[start]

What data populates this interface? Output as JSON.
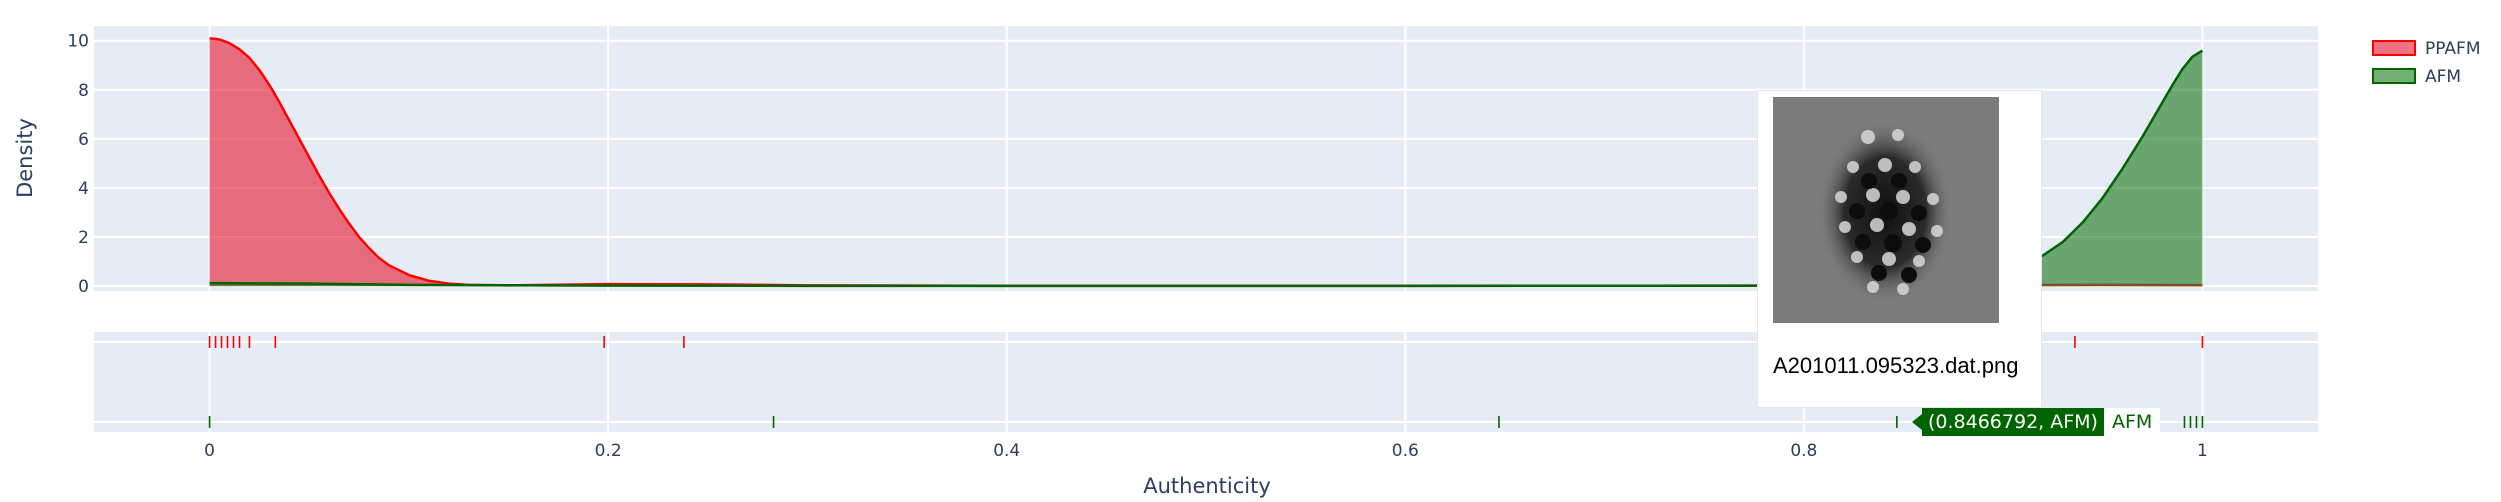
{
  "chart_data": {
    "type": "area",
    "xlabel": "Authenticity",
    "ylabel": "Density",
    "xlim": [
      -0.058,
      1.058
    ],
    "ylim": [
      -0.2,
      10.6
    ],
    "x_ticks": [
      "0",
      "0.2",
      "0.4",
      "0.6",
      "0.8",
      "1"
    ],
    "y_ticks": [
      "0",
      "2",
      "4",
      "6",
      "8",
      "10"
    ],
    "grid": true,
    "legend_position": "top-right",
    "series": [
      {
        "name": "PPAFM",
        "color": "#ff0000",
        "fill": "rgba(230,40,60,0.65)",
        "density": [
          [
            0,
            10.1
          ],
          [
            0.005,
            10.05
          ],
          [
            0.01,
            9.9
          ],
          [
            0.015,
            9.65
          ],
          [
            0.02,
            9.3
          ],
          [
            0.025,
            8.8
          ],
          [
            0.03,
            8.2
          ],
          [
            0.035,
            7.5
          ],
          [
            0.04,
            6.75
          ],
          [
            0.045,
            6.0
          ],
          [
            0.05,
            5.25
          ],
          [
            0.055,
            4.5
          ],
          [
            0.06,
            3.8
          ],
          [
            0.065,
            3.15
          ],
          [
            0.07,
            2.55
          ],
          [
            0.075,
            2.0
          ],
          [
            0.08,
            1.55
          ],
          [
            0.085,
            1.15
          ],
          [
            0.09,
            0.85
          ],
          [
            0.1,
            0.45
          ],
          [
            0.11,
            0.22
          ],
          [
            0.12,
            0.1
          ],
          [
            0.13,
            0.05
          ],
          [
            0.15,
            0.03
          ],
          [
            0.2,
            0.08
          ],
          [
            0.25,
            0.07
          ],
          [
            0.3,
            0.03
          ],
          [
            0.4,
            0.01
          ],
          [
            0.6,
            0.01
          ],
          [
            0.8,
            0.02
          ],
          [
            0.9,
            0.04
          ],
          [
            0.95,
            0.05
          ],
          [
            1.0,
            0.04
          ]
        ],
        "rug": [
          0,
          0.003,
          0.006,
          0.009,
          0.012,
          0.015,
          0.02,
          0.033,
          0.198,
          0.238,
          0.936,
          1.0
        ]
      },
      {
        "name": "AFM",
        "color": "#006400",
        "fill": "rgba(40,130,40,0.65)",
        "density": [
          [
            0,
            0.12
          ],
          [
            0.05,
            0.1
          ],
          [
            0.1,
            0.05
          ],
          [
            0.2,
            0.02
          ],
          [
            0.3,
            0.01
          ],
          [
            0.6,
            0.01
          ],
          [
            0.8,
            0.02
          ],
          [
            0.85,
            0.08
          ],
          [
            0.88,
            0.22
          ],
          [
            0.9,
            0.55
          ],
          [
            0.91,
            0.85
          ],
          [
            0.92,
            1.25
          ],
          [
            0.93,
            1.8
          ],
          [
            0.94,
            2.6
          ],
          [
            0.95,
            3.6
          ],
          [
            0.96,
            4.8
          ],
          [
            0.97,
            6.1
          ],
          [
            0.975,
            6.8
          ],
          [
            0.98,
            7.5
          ],
          [
            0.985,
            8.2
          ],
          [
            0.99,
            8.85
          ],
          [
            0.995,
            9.35
          ],
          [
            1.0,
            9.6
          ]
        ],
        "rug": [
          0.0,
          0.283,
          0.647,
          0.8466792,
          0.955,
          0.991,
          0.994,
          0.997,
          1.0
        ]
      }
    ]
  },
  "hover": {
    "text": "(0.8466792, AFM)",
    "name": "AFM"
  },
  "popup": {
    "caption": "A201011.095323.dat.png"
  }
}
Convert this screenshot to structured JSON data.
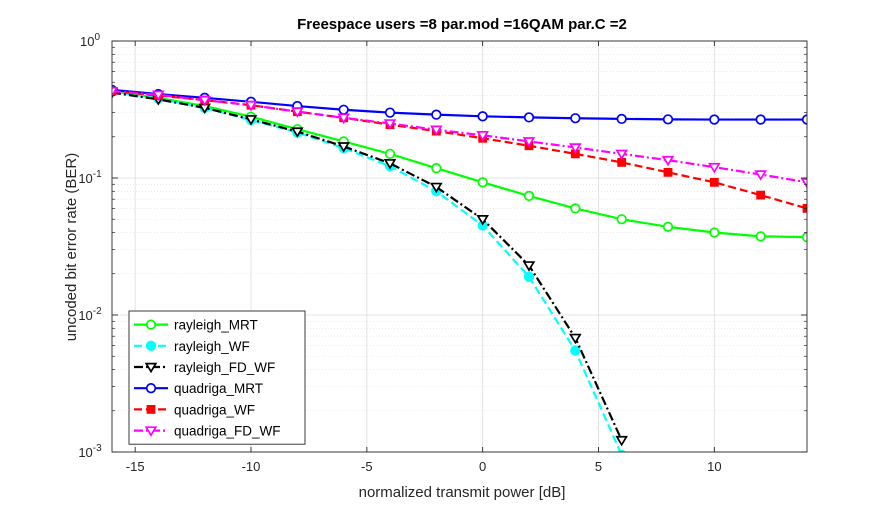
{
  "chart_data": {
    "type": "line",
    "title": "Freespace users =8 par.mod =16QAM par.C =2",
    "xlabel": "normalized transmit power [dB]",
    "ylabel": "uncoded bit error rate (BER)",
    "xlim": [
      -16,
      14
    ],
    "ylim": [
      0.001,
      1
    ],
    "yscale": "log",
    "grid": true,
    "minor_grid": true,
    "legend_position": "bottom-left",
    "x_ticks": [
      -15,
      -10,
      -5,
      0,
      5,
      10
    ],
    "x_tick_labels": [
      "-15",
      "-10",
      "-5",
      "0",
      "5",
      "10"
    ],
    "y_ticks": [
      0.001,
      0.01,
      0.1,
      1
    ],
    "y_tick_labels": [
      {
        "base": "10",
        "exp": "-3"
      },
      {
        "base": "10",
        "exp": "-2"
      },
      {
        "base": "10",
        "exp": "-1"
      },
      {
        "base": "10",
        "exp": "0"
      }
    ],
    "series": [
      {
        "name": "rayleigh_MRT",
        "color": "#00ff00",
        "line": "solid",
        "marker": "circle",
        "marker_fill": "none",
        "x": [
          -16,
          -14,
          -12,
          -10,
          -8,
          -6,
          -4,
          -2,
          0,
          2,
          4,
          6,
          8,
          10,
          12,
          14
        ],
        "y": [
          0.43,
          0.385,
          0.335,
          0.28,
          0.227,
          0.185,
          0.15,
          0.118,
          0.093,
          0.074,
          0.06,
          0.05,
          0.044,
          0.04,
          0.0375,
          0.037
        ]
      },
      {
        "name": "rayleigh_WF",
        "color": "#00ffff",
        "line": "dashed",
        "marker": "circle",
        "marker_fill": "filled",
        "x": [
          -16,
          -14,
          -12,
          -10,
          -8,
          -6,
          -4,
          -2,
          0,
          2,
          4,
          6
        ],
        "y": [
          0.43,
          0.38,
          0.325,
          0.265,
          0.215,
          0.165,
          0.122,
          0.08,
          0.045,
          0.019,
          0.0055,
          0.00095
        ]
      },
      {
        "name": "rayleigh_FD_WF",
        "color": "#000000",
        "line": "dashdot",
        "marker": "triangle-down",
        "marker_fill": "none",
        "x": [
          -16,
          -14,
          -12,
          -10,
          -8,
          -6,
          -4,
          -2,
          0,
          2,
          4,
          6
        ],
        "y": [
          0.42,
          0.375,
          0.325,
          0.268,
          0.218,
          0.17,
          0.128,
          0.086,
          0.05,
          0.023,
          0.0068,
          0.00122
        ]
      },
      {
        "name": "quadriga_MRT",
        "color": "#0000ff",
        "line": "solid",
        "marker": "circle",
        "marker_fill": "none",
        "x": [
          -16,
          -14,
          -12,
          -10,
          -8,
          -6,
          -4,
          -2,
          0,
          2,
          4,
          6,
          8,
          10,
          12,
          14
        ],
        "y": [
          0.44,
          0.41,
          0.385,
          0.36,
          0.335,
          0.315,
          0.3,
          0.29,
          0.282,
          0.277,
          0.273,
          0.27,
          0.268,
          0.267,
          0.267,
          0.267
        ]
      },
      {
        "name": "quadriga_WF",
        "color": "#ff0000",
        "line": "dashed",
        "marker": "square",
        "marker_fill": "filled",
        "x": [
          -16,
          -14,
          -12,
          -10,
          -8,
          -6,
          -4,
          -2,
          0,
          2,
          4,
          6,
          8,
          10,
          12,
          14
        ],
        "y": [
          0.43,
          0.4,
          0.37,
          0.34,
          0.305,
          0.275,
          0.245,
          0.22,
          0.195,
          0.172,
          0.15,
          0.13,
          0.11,
          0.093,
          0.075,
          0.06
        ]
      },
      {
        "name": "quadriga_FD_WF",
        "color": "#ff00ff",
        "line": "dashdot",
        "marker": "triangle-down",
        "marker_fill": "none",
        "x": [
          -16,
          -14,
          -12,
          -10,
          -8,
          -6,
          -4,
          -2,
          0,
          2,
          4,
          6,
          8,
          10,
          12,
          14
        ],
        "y": [
          0.43,
          0.405,
          0.37,
          0.34,
          0.305,
          0.275,
          0.25,
          0.225,
          0.205,
          0.185,
          0.167,
          0.15,
          0.135,
          0.12,
          0.106,
          0.093
        ]
      }
    ]
  }
}
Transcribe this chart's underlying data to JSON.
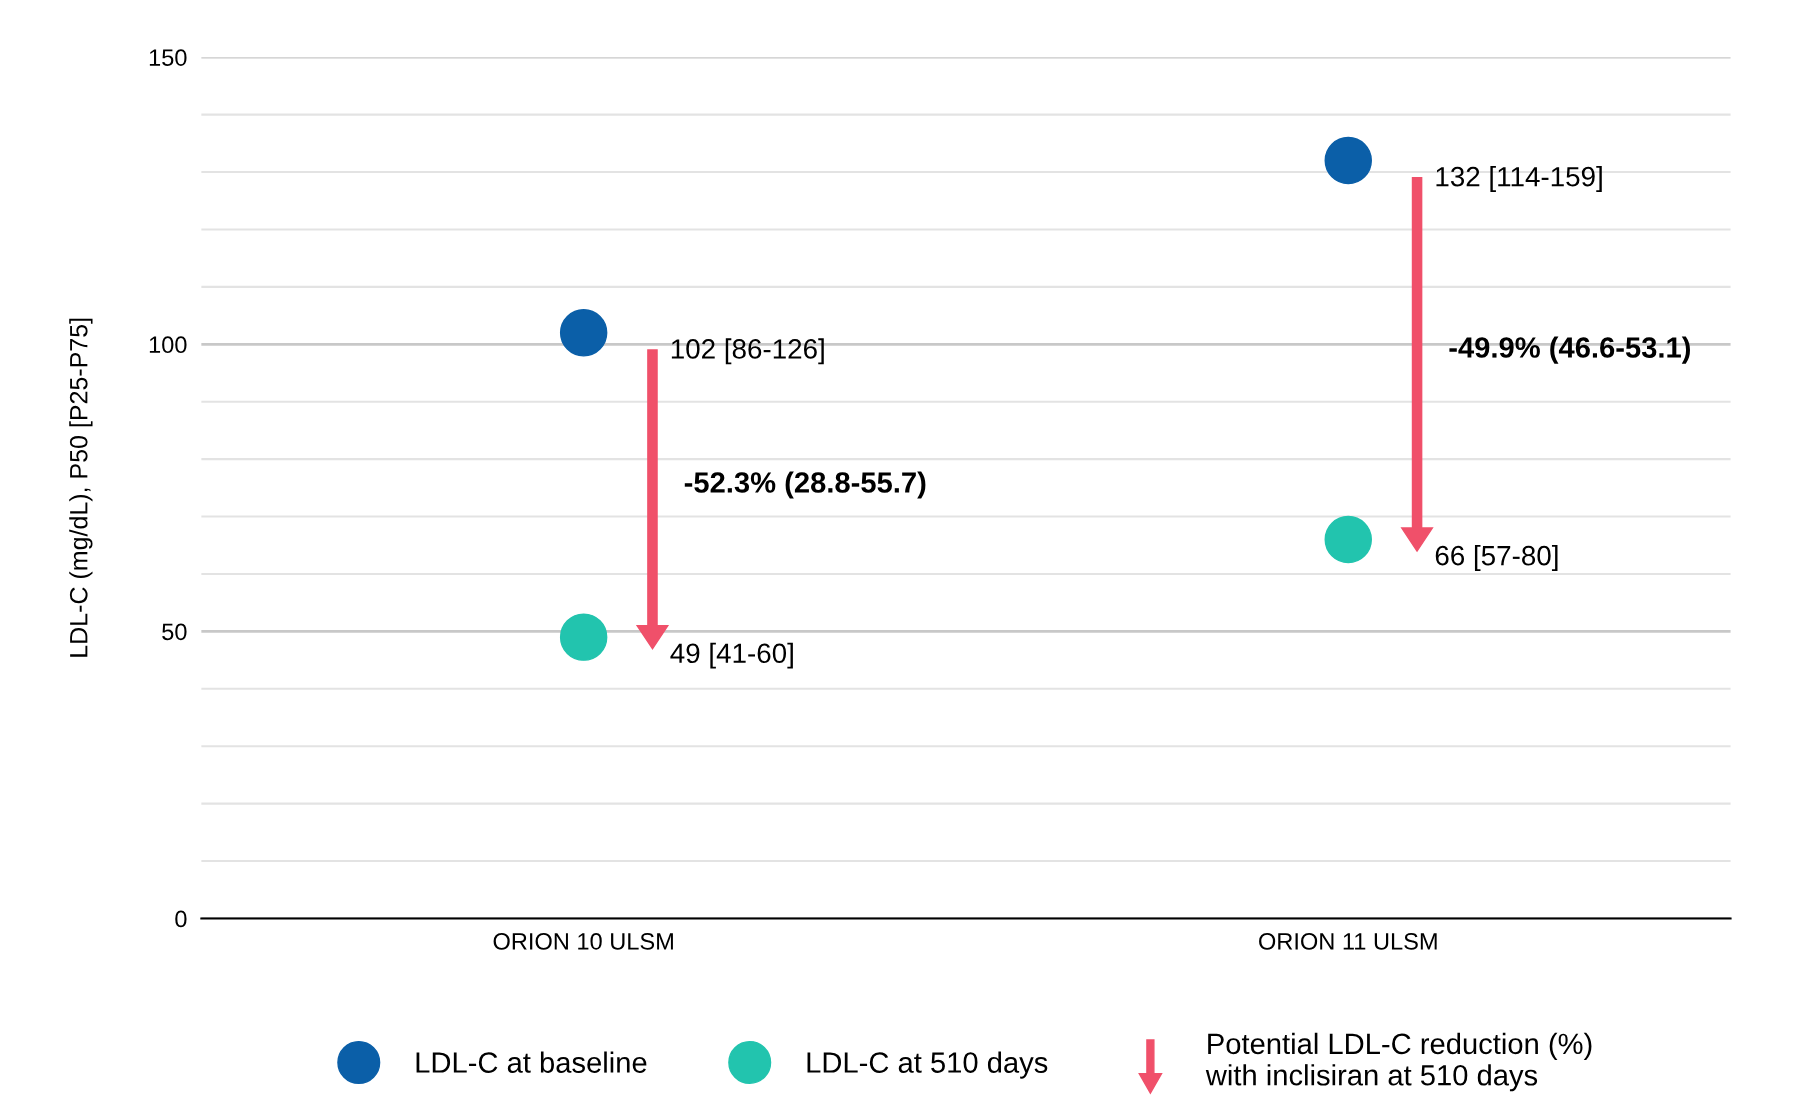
{
  "chart_data": {
    "type": "scatter",
    "ylabel": "LDL-C (mg/dL), P50 [P25-P75]",
    "categories": [
      "ORION 10 ULSM",
      "ORION 11 ULSM"
    ],
    "series": [
      {
        "name": "LDL-C at baseline",
        "color": "#0b5fa8",
        "values": [
          102,
          132
        ]
      },
      {
        "name": "LDL-C at 510 days",
        "color": "#22c4ae",
        "values": [
          49,
          66
        ]
      }
    ],
    "annotations": [
      "102 [86-126]",
      "-52.3% (28.8-55.7)",
      "49 [41-60]",
      "132 [114-159]",
      "-49.9% (46.6-53.1)",
      "66 [57-80]",
      "Potential LDL-C reduction (%)\nwith inclisiran at 510 days"
    ],
    "ylim": [
      0,
      150
    ],
    "yticks": [
      0,
      {
        "value": 10,
        "label": null
      },
      {
        "value": 20,
        "label": null
      },
      {
        "value": 30,
        "label": null
      },
      {
        "value": 40,
        "label": null
      },
      50,
      {
        "value": 60,
        "label": null
      },
      {
        "value": 70,
        "label": null
      },
      {
        "value": 80,
        "label": null
      },
      {
        "value": 90,
        "label": null
      },
      100,
      {
        "value": 110,
        "label": null
      },
      {
        "value": 120,
        "label": null
      },
      {
        "value": 130,
        "label": null
      },
      {
        "value": 140,
        "label": null
      },
      150
    ],
    "grid": "y",
    "legend": "bottom",
    "marker": "circle"
  }
}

[end]

Goal of the exercise:
State how many lines hold the word "xlabel". The number is the whole answer.

Solution to the exercise:
2